◆ **What to do**:
Write out the records beneath this line exactly as they appear, minus any images.

* start *

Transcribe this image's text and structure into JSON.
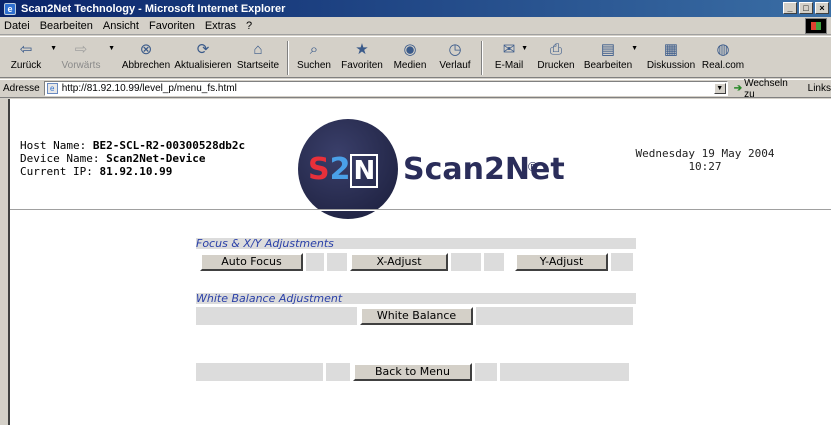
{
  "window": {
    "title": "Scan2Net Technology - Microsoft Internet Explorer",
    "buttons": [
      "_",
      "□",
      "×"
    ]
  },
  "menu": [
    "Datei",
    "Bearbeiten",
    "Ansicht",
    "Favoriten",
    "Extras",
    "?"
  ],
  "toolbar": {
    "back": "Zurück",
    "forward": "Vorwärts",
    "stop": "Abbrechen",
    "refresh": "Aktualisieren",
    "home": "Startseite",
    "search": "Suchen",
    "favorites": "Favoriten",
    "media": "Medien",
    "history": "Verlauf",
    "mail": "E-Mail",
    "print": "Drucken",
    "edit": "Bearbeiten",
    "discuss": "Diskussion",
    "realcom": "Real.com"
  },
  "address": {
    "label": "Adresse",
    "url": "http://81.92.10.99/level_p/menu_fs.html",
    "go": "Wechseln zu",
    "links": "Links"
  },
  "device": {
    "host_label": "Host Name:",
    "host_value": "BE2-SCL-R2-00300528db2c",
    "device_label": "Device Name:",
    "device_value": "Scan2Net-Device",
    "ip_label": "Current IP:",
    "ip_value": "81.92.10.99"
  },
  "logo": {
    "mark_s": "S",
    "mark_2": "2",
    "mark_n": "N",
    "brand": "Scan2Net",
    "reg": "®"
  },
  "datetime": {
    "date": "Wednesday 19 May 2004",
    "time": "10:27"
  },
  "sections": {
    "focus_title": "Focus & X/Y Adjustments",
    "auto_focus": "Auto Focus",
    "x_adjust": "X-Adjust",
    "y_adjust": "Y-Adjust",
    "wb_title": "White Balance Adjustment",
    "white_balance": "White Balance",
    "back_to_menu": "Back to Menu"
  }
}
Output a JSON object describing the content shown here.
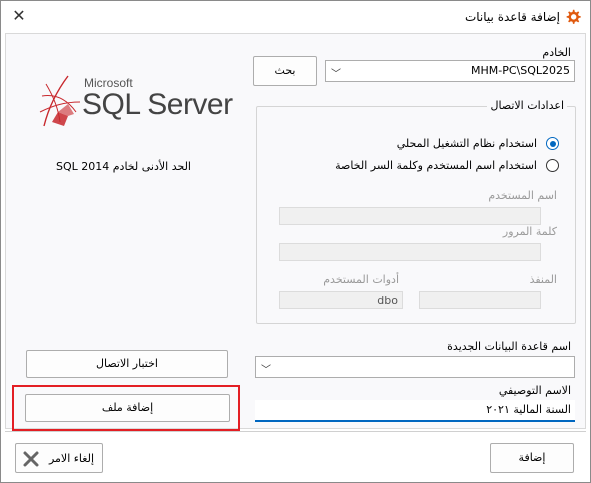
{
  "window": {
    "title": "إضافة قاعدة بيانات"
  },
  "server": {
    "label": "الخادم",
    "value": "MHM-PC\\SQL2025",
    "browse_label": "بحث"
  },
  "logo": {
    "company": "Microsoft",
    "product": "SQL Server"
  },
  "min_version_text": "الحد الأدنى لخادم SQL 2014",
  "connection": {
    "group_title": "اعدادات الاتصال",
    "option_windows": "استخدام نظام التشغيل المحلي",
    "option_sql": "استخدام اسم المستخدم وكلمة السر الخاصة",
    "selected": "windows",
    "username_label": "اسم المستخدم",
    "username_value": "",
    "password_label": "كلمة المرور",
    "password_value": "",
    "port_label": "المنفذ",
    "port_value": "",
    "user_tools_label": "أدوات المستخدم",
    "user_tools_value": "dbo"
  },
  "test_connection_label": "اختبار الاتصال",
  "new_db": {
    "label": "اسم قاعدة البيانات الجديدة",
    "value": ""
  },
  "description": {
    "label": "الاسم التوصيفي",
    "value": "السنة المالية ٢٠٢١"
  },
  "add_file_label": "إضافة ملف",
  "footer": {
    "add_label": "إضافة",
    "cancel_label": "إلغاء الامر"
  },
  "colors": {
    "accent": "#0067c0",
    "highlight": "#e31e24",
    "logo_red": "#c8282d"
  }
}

* end *

◆ **Solution for this task**:
Transcribe this image's text and structure into JSON.
{
  "window": {
    "title": "Scan2Net Technology - Microsoft Internet Explorer",
    "buttons": [
      "_",
      "□",
      "×"
    ]
  },
  "menu": [
    "Datei",
    "Bearbeiten",
    "Ansicht",
    "Favoriten",
    "Extras",
    "?"
  ],
  "toolbar": {
    "back": "Zurück",
    "forward": "Vorwärts",
    "stop": "Abbrechen",
    "refresh": "Aktualisieren",
    "home": "Startseite",
    "search": "Suchen",
    "favorites": "Favoriten",
    "media": "Medien",
    "history": "Verlauf",
    "mail": "E-Mail",
    "print": "Drucken",
    "edit": "Bearbeiten",
    "discuss": "Diskussion",
    "realcom": "Real.com"
  },
  "address": {
    "label": "Adresse",
    "url": "http://81.92.10.99/level_p/menu_fs.html",
    "go": "Wechseln zu",
    "links": "Links"
  },
  "device": {
    "host_label": "Host Name:",
    "host_value": "BE2-SCL-R2-00300528db2c",
    "device_label": "Device Name:",
    "device_value": "Scan2Net-Device",
    "ip_label": "Current IP:",
    "ip_value": "81.92.10.99"
  },
  "logo": {
    "mark_s": "S",
    "mark_2": "2",
    "mark_n": "N",
    "brand": "Scan2Net",
    "reg": "®"
  },
  "datetime": {
    "date": "Wednesday 19 May 2004",
    "time": "10:27"
  },
  "sections": {
    "focus_title": "Focus & X/Y Adjustments",
    "auto_focus": "Auto Focus",
    "x_adjust": "X-Adjust",
    "y_adjust": "Y-Adjust",
    "wb_title": "White Balance Adjustment",
    "white_balance": "White Balance",
    "back_to_menu": "Back to Menu"
  }
}
Output a JSON object describing the content shown here.
{
  "window": {
    "title": "إضافة قاعدة بيانات"
  },
  "server": {
    "label": "الخادم",
    "value": "MHM-PC\\SQL2025",
    "browse_label": "بحث"
  },
  "logo": {
    "company": "Microsoft",
    "product": "SQL Server"
  },
  "min_version_text": "الحد الأدنى لخادم SQL 2014",
  "connection": {
    "group_title": "اعدادات الاتصال",
    "option_windows": "استخدام نظام التشغيل المحلي",
    "option_sql": "استخدام اسم المستخدم وكلمة السر الخاصة",
    "selected": "windows",
    "username_label": "اسم المستخدم",
    "username_value": "",
    "password_label": "كلمة المرور",
    "password_value": "",
    "port_label": "المنفذ",
    "port_value": "",
    "user_tools_label": "أدوات المستخدم",
    "user_tools_value": "dbo"
  },
  "test_connection_label": "اختبار الاتصال",
  "new_db": {
    "label": "اسم قاعدة البيانات الجديدة",
    "value": ""
  },
  "description": {
    "label": "الاسم التوصيفي",
    "value": "السنة المالية ٢٠٢١"
  },
  "add_file_label": "إضافة ملف",
  "footer": {
    "add_label": "إضافة",
    "cancel_label": "إلغاء الامر"
  },
  "colors": {
    "accent": "#0067c0",
    "highlight": "#e31e24",
    "logo_red": "#c8282d"
  }
}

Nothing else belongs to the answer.